Goal
Pick out every line with the word "outside" and copy it.

Supplied records
════════════════

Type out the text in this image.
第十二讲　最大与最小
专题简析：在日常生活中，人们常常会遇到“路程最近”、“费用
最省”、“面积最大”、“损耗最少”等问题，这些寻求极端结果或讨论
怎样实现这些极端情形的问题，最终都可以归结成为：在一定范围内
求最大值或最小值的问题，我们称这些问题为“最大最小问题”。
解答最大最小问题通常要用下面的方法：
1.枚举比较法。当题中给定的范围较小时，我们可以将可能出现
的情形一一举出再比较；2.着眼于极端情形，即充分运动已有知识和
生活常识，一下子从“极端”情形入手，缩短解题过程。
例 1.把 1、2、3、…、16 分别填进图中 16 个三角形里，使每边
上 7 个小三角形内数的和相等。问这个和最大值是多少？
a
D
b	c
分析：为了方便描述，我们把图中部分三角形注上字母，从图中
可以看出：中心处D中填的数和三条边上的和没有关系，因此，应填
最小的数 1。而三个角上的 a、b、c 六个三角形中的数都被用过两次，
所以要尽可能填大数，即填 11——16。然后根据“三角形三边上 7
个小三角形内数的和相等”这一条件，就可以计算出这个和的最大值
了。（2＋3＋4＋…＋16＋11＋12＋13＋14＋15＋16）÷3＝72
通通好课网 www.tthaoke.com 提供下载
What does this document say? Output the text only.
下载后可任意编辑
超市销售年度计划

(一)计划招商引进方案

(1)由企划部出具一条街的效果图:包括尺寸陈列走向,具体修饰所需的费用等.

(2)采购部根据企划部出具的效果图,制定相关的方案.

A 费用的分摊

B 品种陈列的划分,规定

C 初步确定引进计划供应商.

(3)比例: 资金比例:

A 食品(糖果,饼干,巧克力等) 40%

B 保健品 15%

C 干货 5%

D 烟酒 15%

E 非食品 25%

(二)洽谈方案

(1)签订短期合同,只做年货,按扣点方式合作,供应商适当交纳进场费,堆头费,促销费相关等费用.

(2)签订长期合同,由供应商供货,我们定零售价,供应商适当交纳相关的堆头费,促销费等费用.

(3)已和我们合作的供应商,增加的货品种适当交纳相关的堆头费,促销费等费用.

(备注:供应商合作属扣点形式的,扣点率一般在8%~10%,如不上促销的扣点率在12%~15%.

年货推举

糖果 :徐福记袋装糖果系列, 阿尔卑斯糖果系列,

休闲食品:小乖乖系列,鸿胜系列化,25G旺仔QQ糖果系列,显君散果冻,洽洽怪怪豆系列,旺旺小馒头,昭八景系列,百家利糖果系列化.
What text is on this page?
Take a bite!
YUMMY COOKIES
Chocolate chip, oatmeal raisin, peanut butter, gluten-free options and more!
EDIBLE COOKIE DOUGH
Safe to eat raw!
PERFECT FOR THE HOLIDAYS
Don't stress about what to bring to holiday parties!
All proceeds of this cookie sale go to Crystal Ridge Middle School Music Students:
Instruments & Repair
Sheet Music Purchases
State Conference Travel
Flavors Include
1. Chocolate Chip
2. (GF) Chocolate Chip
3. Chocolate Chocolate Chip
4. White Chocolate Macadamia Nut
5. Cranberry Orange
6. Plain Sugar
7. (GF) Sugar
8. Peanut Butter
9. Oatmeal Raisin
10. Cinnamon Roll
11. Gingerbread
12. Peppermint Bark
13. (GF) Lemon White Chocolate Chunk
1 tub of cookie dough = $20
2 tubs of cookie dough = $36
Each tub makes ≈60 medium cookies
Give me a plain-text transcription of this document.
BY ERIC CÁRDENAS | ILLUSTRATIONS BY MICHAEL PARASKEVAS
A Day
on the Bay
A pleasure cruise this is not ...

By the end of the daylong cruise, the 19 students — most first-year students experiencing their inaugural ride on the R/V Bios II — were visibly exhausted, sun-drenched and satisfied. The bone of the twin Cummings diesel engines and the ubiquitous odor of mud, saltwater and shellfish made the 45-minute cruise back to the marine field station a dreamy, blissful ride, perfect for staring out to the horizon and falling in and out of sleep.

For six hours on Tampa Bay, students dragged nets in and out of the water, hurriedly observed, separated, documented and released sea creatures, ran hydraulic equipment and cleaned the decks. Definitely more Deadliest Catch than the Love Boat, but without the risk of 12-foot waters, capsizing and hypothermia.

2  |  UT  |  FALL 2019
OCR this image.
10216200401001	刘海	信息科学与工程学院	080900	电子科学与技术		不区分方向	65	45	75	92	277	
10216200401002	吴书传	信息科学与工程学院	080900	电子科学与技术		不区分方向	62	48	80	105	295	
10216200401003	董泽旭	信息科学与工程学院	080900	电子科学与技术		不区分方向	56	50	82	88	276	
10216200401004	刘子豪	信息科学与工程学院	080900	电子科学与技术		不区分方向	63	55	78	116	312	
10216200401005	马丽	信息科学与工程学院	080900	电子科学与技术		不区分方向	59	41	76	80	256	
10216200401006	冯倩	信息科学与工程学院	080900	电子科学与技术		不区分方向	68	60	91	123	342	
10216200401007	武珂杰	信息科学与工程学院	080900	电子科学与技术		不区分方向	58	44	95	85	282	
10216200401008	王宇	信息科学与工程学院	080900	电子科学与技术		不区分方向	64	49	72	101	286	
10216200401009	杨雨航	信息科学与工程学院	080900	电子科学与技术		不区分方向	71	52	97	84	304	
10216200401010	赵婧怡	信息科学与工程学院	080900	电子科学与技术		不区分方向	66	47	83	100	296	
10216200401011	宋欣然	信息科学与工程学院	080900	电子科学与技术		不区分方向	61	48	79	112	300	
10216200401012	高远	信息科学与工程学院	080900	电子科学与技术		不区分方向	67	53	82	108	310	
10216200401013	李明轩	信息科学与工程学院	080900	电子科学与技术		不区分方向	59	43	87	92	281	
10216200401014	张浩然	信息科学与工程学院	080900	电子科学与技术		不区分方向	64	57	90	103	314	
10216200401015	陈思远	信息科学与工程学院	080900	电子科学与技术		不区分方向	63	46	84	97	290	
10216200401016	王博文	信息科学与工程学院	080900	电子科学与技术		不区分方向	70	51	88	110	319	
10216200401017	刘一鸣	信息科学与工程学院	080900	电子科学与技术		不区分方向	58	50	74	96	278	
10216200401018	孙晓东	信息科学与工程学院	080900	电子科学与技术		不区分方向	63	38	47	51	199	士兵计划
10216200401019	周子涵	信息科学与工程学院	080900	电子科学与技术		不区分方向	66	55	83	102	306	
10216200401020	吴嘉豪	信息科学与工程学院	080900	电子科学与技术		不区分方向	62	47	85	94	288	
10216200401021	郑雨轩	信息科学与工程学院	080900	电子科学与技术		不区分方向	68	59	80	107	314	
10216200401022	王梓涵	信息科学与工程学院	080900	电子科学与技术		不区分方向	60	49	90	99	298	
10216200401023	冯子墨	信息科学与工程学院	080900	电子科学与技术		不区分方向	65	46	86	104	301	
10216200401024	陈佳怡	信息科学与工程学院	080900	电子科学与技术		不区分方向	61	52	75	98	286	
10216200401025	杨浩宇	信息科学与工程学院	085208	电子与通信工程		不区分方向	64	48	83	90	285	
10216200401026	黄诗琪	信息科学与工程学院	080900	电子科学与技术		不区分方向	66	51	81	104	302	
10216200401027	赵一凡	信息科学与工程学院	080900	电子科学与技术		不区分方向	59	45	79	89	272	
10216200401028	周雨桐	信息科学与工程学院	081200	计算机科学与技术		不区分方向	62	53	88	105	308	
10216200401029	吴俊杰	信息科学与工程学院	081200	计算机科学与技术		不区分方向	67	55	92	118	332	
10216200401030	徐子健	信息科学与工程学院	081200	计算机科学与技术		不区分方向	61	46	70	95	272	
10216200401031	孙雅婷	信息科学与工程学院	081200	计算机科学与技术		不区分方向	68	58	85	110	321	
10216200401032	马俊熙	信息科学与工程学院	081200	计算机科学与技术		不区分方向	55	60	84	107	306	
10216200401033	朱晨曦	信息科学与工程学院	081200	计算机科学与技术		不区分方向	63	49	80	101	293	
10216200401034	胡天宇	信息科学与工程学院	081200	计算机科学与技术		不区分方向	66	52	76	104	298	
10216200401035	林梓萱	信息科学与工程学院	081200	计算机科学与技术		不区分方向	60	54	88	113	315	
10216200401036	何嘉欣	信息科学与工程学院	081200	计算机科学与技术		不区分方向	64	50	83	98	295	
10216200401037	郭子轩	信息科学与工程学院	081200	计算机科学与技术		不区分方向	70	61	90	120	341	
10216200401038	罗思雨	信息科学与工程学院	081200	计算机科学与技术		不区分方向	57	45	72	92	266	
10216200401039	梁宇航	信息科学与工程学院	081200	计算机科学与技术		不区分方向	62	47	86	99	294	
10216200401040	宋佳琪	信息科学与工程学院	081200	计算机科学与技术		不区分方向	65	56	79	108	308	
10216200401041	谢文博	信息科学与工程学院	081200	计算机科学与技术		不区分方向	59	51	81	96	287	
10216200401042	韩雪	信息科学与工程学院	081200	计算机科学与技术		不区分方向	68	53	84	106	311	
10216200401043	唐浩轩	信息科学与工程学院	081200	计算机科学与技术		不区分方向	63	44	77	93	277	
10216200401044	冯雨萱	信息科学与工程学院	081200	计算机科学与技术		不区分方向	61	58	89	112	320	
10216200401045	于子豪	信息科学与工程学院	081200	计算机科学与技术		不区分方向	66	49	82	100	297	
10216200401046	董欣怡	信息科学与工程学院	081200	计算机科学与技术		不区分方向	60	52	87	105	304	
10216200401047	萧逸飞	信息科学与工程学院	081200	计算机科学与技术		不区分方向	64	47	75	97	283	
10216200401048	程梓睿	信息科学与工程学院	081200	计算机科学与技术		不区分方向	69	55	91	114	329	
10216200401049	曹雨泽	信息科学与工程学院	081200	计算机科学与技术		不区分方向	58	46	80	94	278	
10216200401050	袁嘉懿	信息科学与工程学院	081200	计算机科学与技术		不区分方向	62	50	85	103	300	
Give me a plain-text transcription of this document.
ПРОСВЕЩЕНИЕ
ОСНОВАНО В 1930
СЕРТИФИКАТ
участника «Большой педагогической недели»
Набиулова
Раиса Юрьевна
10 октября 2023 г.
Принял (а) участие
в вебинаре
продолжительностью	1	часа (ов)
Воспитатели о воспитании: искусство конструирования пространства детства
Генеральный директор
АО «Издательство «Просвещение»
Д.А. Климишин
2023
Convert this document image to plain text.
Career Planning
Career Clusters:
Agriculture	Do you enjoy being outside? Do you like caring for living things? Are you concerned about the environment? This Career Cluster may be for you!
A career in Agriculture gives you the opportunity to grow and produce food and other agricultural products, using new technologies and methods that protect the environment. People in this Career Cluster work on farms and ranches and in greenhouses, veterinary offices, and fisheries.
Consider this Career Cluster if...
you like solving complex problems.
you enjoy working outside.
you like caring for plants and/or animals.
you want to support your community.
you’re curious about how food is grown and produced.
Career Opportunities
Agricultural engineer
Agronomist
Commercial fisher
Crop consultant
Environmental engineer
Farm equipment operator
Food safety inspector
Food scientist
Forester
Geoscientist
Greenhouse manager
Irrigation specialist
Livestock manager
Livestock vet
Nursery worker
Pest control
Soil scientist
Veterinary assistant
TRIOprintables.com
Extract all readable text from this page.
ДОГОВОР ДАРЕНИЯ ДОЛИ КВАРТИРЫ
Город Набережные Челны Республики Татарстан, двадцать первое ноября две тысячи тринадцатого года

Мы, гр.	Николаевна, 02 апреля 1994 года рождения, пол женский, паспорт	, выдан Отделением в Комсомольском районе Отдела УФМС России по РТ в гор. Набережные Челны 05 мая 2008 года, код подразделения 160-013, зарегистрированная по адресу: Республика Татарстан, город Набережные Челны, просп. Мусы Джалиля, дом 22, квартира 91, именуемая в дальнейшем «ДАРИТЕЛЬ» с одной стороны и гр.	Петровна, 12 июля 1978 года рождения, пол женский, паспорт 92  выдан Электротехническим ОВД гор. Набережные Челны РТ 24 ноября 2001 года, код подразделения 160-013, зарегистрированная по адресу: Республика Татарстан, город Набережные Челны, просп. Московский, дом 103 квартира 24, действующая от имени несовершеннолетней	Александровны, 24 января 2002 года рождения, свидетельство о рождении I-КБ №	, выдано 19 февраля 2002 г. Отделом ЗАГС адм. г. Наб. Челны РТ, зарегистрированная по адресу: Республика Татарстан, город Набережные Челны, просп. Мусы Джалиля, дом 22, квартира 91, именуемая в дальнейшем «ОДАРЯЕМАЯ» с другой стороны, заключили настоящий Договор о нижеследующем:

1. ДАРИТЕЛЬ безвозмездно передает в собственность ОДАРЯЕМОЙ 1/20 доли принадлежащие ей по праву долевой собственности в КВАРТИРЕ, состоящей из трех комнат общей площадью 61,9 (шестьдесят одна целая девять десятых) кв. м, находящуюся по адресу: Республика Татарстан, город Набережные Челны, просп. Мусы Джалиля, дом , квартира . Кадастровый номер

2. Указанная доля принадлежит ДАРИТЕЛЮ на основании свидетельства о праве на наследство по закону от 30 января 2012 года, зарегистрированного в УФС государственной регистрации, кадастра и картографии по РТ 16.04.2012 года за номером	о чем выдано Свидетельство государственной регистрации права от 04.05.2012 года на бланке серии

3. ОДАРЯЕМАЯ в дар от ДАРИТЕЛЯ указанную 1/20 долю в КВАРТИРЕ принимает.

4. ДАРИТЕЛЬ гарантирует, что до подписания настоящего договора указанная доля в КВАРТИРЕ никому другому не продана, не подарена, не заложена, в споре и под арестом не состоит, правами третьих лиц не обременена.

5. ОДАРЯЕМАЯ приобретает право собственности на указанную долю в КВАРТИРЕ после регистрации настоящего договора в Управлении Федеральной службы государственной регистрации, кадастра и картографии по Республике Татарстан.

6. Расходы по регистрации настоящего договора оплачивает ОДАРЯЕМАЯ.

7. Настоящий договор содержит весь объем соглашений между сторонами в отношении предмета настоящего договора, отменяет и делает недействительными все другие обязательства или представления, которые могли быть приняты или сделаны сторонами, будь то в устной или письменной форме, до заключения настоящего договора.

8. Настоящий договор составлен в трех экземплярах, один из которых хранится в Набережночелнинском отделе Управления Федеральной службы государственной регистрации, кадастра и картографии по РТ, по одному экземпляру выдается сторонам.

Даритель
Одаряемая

════════════════

Solution below
Agriculture	Do you enjoy being outside? Do you like caring for living things? Are you concerned about the environment? This Career Cluster may be for you!
you enjoy working outside.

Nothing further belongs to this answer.